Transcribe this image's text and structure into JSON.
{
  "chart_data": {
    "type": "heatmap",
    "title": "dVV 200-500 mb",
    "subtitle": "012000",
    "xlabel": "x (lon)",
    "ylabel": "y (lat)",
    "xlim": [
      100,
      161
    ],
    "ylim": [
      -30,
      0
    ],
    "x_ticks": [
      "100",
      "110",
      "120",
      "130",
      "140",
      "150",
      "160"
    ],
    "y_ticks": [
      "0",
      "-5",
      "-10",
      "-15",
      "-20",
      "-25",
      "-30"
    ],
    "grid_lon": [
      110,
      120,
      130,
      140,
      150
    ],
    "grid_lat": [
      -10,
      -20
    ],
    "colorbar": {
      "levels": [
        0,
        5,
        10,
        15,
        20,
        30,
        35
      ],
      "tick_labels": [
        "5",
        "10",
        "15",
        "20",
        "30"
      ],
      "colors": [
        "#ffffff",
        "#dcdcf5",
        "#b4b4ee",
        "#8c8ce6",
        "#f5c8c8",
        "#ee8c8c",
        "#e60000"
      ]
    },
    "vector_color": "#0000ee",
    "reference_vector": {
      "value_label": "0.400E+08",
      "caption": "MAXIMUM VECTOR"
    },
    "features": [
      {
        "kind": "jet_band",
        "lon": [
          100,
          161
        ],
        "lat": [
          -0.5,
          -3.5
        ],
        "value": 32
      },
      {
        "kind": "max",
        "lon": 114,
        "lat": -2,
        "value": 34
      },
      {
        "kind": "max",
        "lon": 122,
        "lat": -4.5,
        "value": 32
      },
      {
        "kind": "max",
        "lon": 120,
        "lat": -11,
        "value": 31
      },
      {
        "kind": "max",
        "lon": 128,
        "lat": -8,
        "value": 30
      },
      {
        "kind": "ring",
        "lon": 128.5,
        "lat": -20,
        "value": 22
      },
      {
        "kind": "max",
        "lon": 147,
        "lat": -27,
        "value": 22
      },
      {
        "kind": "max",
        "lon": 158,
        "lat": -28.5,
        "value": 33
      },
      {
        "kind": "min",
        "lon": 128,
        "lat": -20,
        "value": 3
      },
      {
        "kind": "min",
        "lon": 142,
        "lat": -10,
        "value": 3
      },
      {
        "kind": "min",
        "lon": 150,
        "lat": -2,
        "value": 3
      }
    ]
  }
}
═══
-- Exercise instructions --
From the records above, extract every entry verbatim.

-- Exercise response --
Transcribe this image's text and structure into JSON.
{
  "chart_data": {
    "type": "heatmap",
    "title": "dVV 200-500 mb",
    "subtitle": "012000",
    "xlabel": "x (lon)",
    "ylabel": "y (lat)",
    "xlim": [
      100,
      161
    ],
    "ylim": [
      -30,
      0
    ],
    "x_ticks": [
      "100",
      "110",
      "120",
      "130",
      "140",
      "150",
      "160"
    ],
    "y_ticks": [
      "0",
      "-5",
      "-10",
      "-15",
      "-20",
      "-25",
      "-30"
    ],
    "grid_lon": [
      110,
      120,
      130,
      140,
      150
    ],
    "grid_lat": [
      -10,
      -20
    ],
    "colorbar": {
      "levels": [
        0,
        5,
        10,
        15,
        20,
        30,
        35
      ],
      "tick_labels": [
        "5",
        "10",
        "15",
        "20",
        "30"
      ],
      "colors": [
        "#ffffff",
        "#dcdcf5",
        "#b4b4ee",
        "#8c8ce6",
        "#f5c8c8",
        "#ee8c8c",
        "#e60000"
      ]
    },
    "vector_color": "#0000ee",
    "reference_vector": {
      "value_label": "0.400E+08",
      "caption": "MAXIMUM VECTOR"
    },
    "features": [
      {
        "kind": "jet_band",
        "lon": [
          100,
          161
        ],
        "lat": [
          -0.5,
          -3.5
        ],
        "value": 32
      },
      {
        "kind": "max",
        "lon": 114,
        "lat": -2,
        "value": 34
      },
      {
        "kind": "max",
        "lon": 122,
        "lat": -4.5,
        "value": 32
      },
      {
        "kind": "max",
        "lon": 120,
        "lat": -11,
        "value": 31
      },
      {
        "kind": "max",
        "lon": 128,
        "lat": -8,
        "value": 30
      },
      {
        "kind": "ring",
        "lon": 128.5,
        "lat": -20,
        "value": 22
      },
      {
        "kind": "max",
        "lon": 147,
        "lat": -27,
        "value": 22
      },
      {
        "kind": "max",
        "lon": 158,
        "lat": -28.5,
        "value": 33
      },
      {
        "kind": "min",
        "lon": 128,
        "lat": -20,
        "value": 3
      },
      {
        "kind": "min",
        "lon": 142,
        "lat": -10,
        "value": 3
      },
      {
        "kind": "min",
        "lon": 150,
        "lat": -2,
        "value": 3
      }
    ]
  }
}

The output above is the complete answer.